_Task to complete_
Locate every line in the records below that holds the word "encore" and return each one.

begin

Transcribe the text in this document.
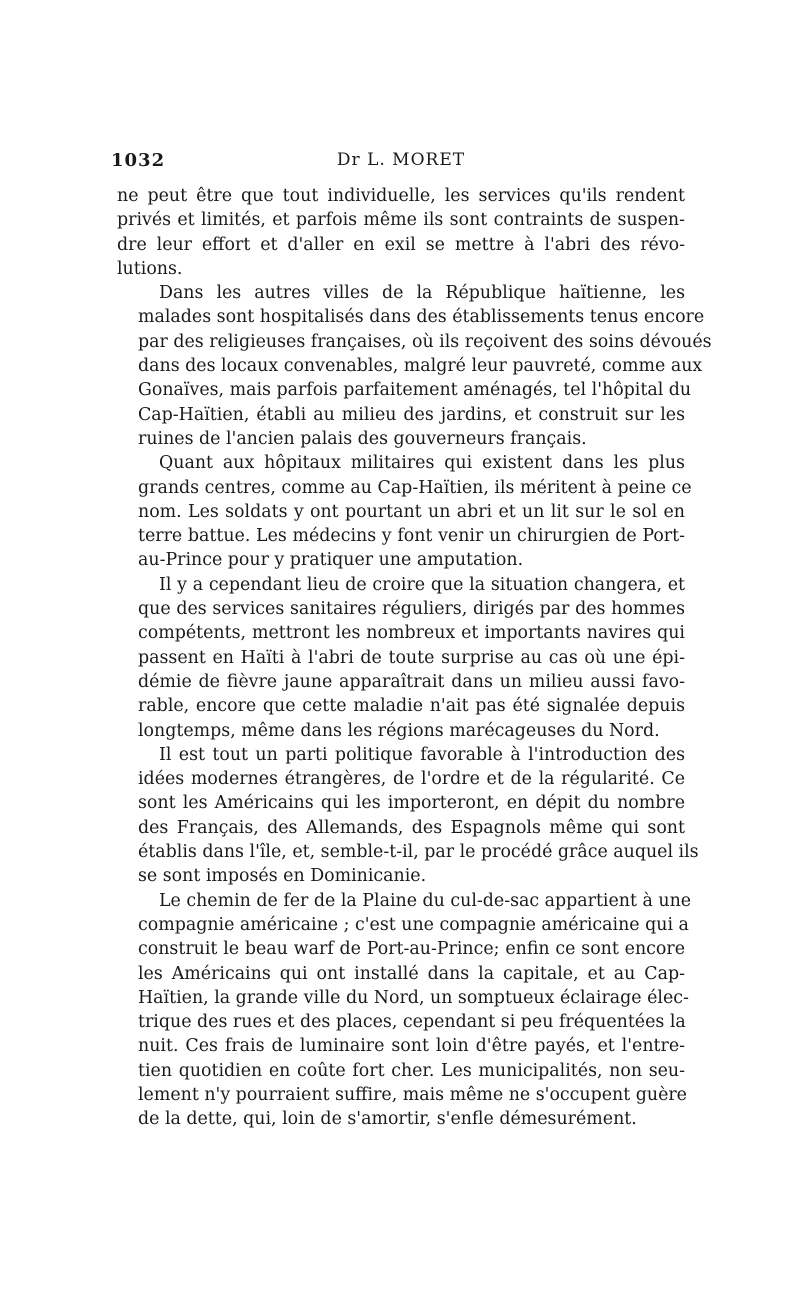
1032	Dr L. MORET
ne peut être que tout individuelle, les services qu'ils rendent
privés et limités, et parfois même ils sont contraints de suspen-
dre leur effort et d'aller en exil se mettre à l'abri des révo-
lutions.
Dans les autres villes de la République haïtienne, les
malades sont hospitalisés dans des établissements tenus encore
par des religieuses françaises, où ils reçoivent des soins dévoués
dans des locaux convenables, malgré leur pauvreté, comme aux
Gonaïves, mais parfois parfaitement aménagés, tel l'hôpital du
Cap-Haïtien, établi au milieu des jardins, et construit sur les
ruines de l'ancien palais des gouverneurs français.
Quant aux hôpitaux militaires qui existent dans les plus
grands centres, comme au Cap-Haïtien, ils méritent à peine ce
nom. Les soldats y ont pourtant un abri et un lit sur le sol en
terre battue. Les médecins y font venir un chirurgien de Port-
au-Prince pour y pratiquer une amputation.
Il y a cependant lieu de croire que la situation changera, et
que des services sanitaires réguliers, dirigés par des hommes
compétents, mettront les nombreux et importants navires qui
passent en Haïti à l'abri de toute surprise au cas où une épi-
démie de fièvre jaune apparaîtrait dans un milieu aussi favo-
rable, encore que cette maladie n'ait pas été signalée depuis
longtemps, même dans les régions marécageuses du Nord.
Il est tout un parti politique favorable à l'introduction des
idées modernes étrangères, de l'ordre et de la régularité. Ce
sont les Américains qui les importeront, en dépit du nombre
des Français, des Allemands, des Espagnols même qui sont
établis dans l'île, et, semble-t-il, par le procédé grâce auquel ils
se sont imposés en Dominicanie.
Le chemin de fer de la Plaine du cul-de-sac appartient à une
compagnie américaine ; c'est une compagnie américaine qui a
construit le beau warf de Port-au-Prince; enfin ce sont encore
les Américains qui ont installé dans la capitale, et au Cap-
Haïtien, la grande ville du Nord, un somptueux éclairage élec-
trique des rues et des places, cependant si peu fréquentées la
nuit. Ces frais de luminaire sont loin d'être payés, et l'entre-
tien quotidien en coûte fort cher. Les municipalités, non seu-
lement n'y pourraient suffire, mais même ne s'occupent guère
de la dette, qui, loin de s'amortir, s'enfle démesurément.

end

_Output of the task_
malades sont hospitalisés dans des établissements tenus encore
rable, encore que cette maladie n'ait pas été signalée depuis
construit le beau warf de Port-au-Prince; enfin ce sont encore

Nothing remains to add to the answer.